## EXERCISE DETAILS
Tell how many lines in the data below hold the string "screenshot"; give nothing but the number.

## EXERCISE MATERIAL
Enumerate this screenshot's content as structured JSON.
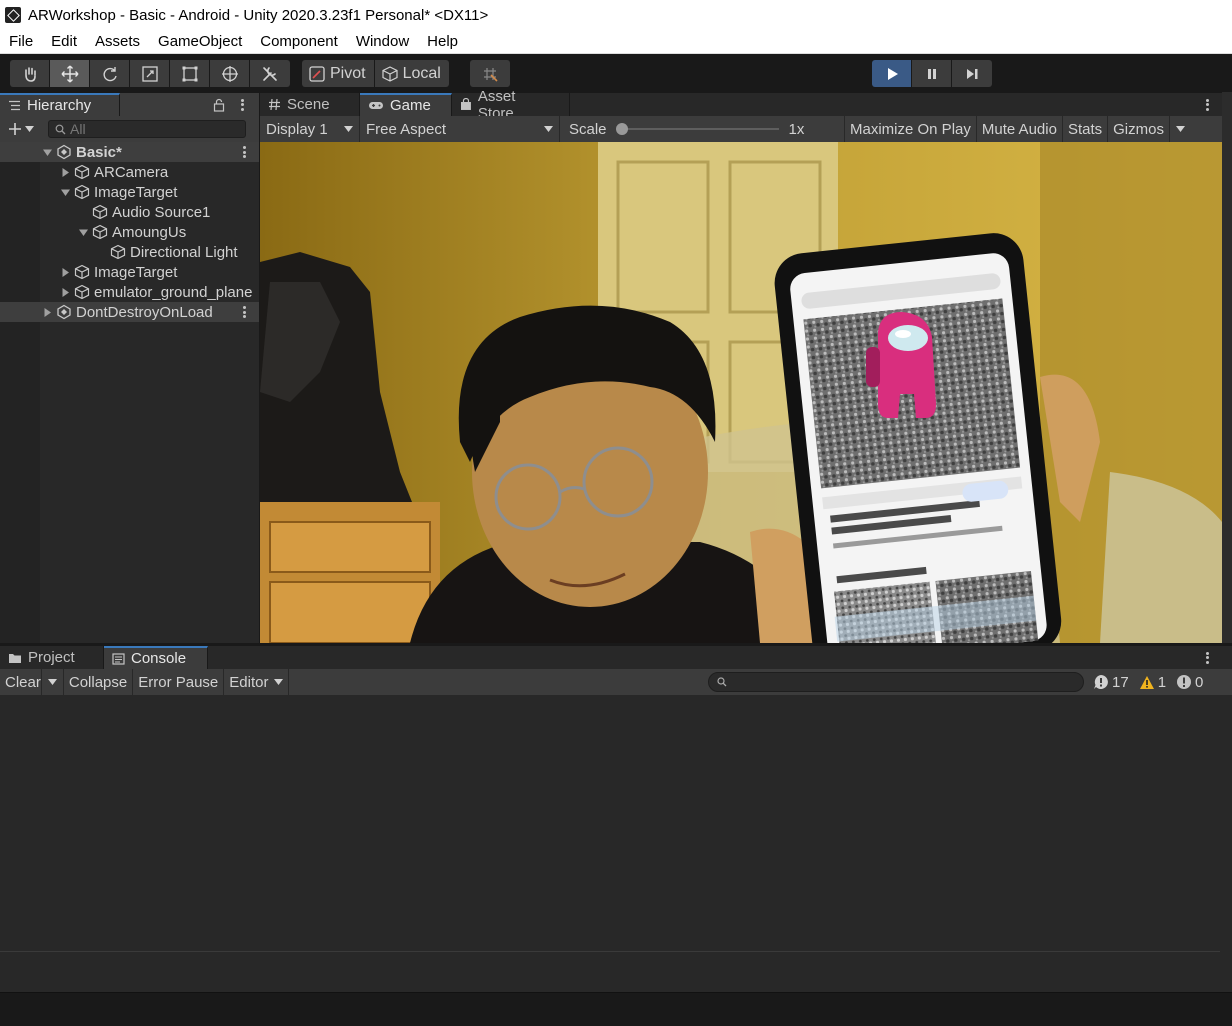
{
  "window": {
    "title": "ARWorkshop - Basic - Android - Unity 2020.3.23f1 Personal* <DX11>"
  },
  "menu": [
    "File",
    "Edit",
    "Assets",
    "GameObject",
    "Component",
    "Window",
    "Help"
  ],
  "toolbar": {
    "tools": [
      "hand-tool",
      "move-tool",
      "rotate-tool",
      "scale-tool",
      "rect-tool",
      "transform-tool",
      "custom-tool"
    ],
    "active_tool_index": 1,
    "pivot_label": "Pivot",
    "local_label": "Local",
    "play_active": true
  },
  "hierarchy": {
    "tab_label": "Hierarchy",
    "search_placeholder": "All",
    "items": [
      {
        "label": "Basic*",
        "depth": 0,
        "scene": true,
        "expanded": true
      },
      {
        "label": "ARCamera",
        "depth": 1,
        "expanded": false,
        "has_children": true
      },
      {
        "label": "ImageTarget",
        "depth": 1,
        "expanded": true,
        "has_children": true
      },
      {
        "label": "Audio Source1",
        "depth": 2,
        "has_children": false
      },
      {
        "label": "AmoungUs",
        "depth": 2,
        "expanded": true,
        "has_children": true
      },
      {
        "label": "Directional Light",
        "depth": 3,
        "has_children": false
      },
      {
        "label": "ImageTarget",
        "depth": 1,
        "expanded": false,
        "has_children": true
      },
      {
        "label": "emulator_ground_plane",
        "depth": 1,
        "expanded": false,
        "has_children": true
      },
      {
        "label": "DontDestroyOnLoad",
        "depth": 0,
        "scene": true,
        "expanded": false
      }
    ]
  },
  "game_view": {
    "tabs": [
      {
        "label": "Scene",
        "icon": "hash-icon",
        "selected": false
      },
      {
        "label": "Game",
        "icon": "gamepad-icon",
        "selected": true
      },
      {
        "label": "Asset Store",
        "icon": "store-icon",
        "selected": false
      }
    ],
    "display": "Display 1",
    "aspect": "Free Aspect",
    "scale_label": "Scale",
    "scale_value": "1x",
    "maximize_label": "Maximize On Play",
    "mute_label": "Mute Audio",
    "stats_label": "Stats",
    "gizmos_label": "Gizmos"
  },
  "console": {
    "tabs": [
      {
        "label": "Project",
        "icon": "folder-icon",
        "selected": false
      },
      {
        "label": "Console",
        "icon": "console-icon",
        "selected": true
      }
    ],
    "clear_label": "Clear",
    "collapse_label": "Collapse",
    "error_pause_label": "Error Pause",
    "editor_label": "Editor",
    "log_count": "17",
    "warning_count": "1",
    "error_count": "0"
  },
  "colors": {
    "accent": "#3a79bb",
    "play": "#3a5a86",
    "warning": "#f0b31e"
  }
}
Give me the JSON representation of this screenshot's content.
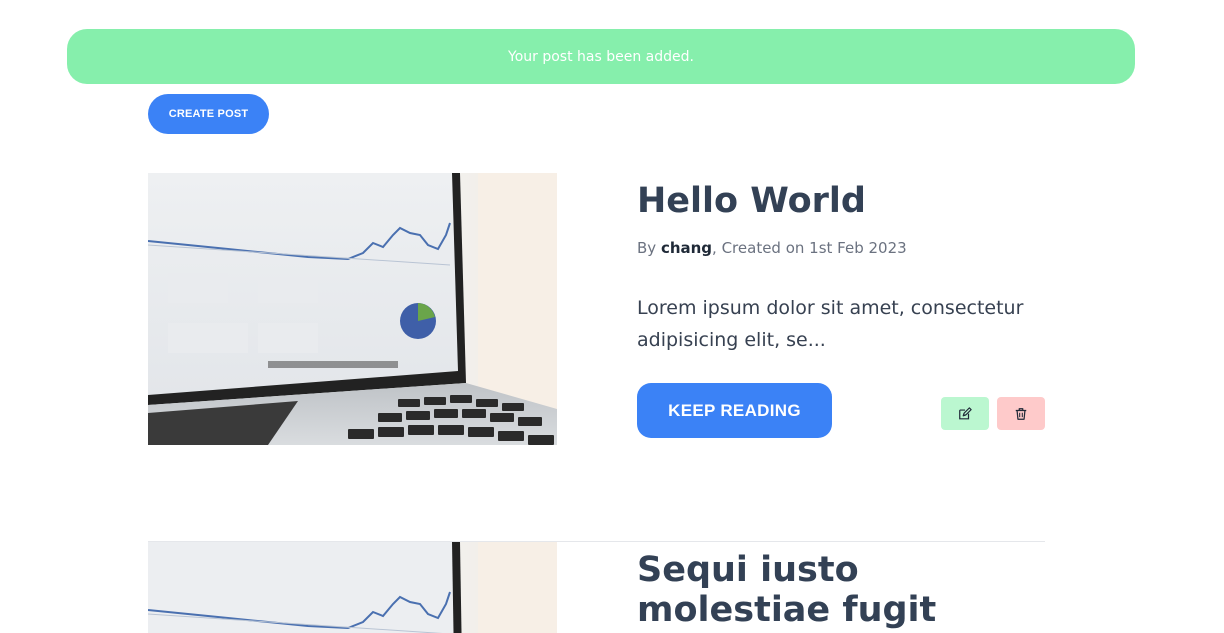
{
  "alert": {
    "message": "Your post has been added."
  },
  "toolbar": {
    "create_label": "CREATE POST"
  },
  "posts": [
    {
      "title": "Hello World",
      "meta_prefix": "By ",
      "author": "chang",
      "meta_suffix": ", Created on 1st Feb 2023",
      "excerpt": "Lorem ipsum dolor sit amet, consectetur adipisicing elit, se...",
      "keep_label": "KEEP READING",
      "edit_icon": "pencil-square-icon",
      "delete_icon": "trash-icon"
    },
    {
      "title": "Sequi iusto molestiae fugit"
    }
  ],
  "colors": {
    "alert_bg": "#86efac",
    "primary": "#3b82f6",
    "edit_bg": "#bbf7d0",
    "delete_bg": "#fecaca"
  }
}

## PROBLEM SOLUTION
2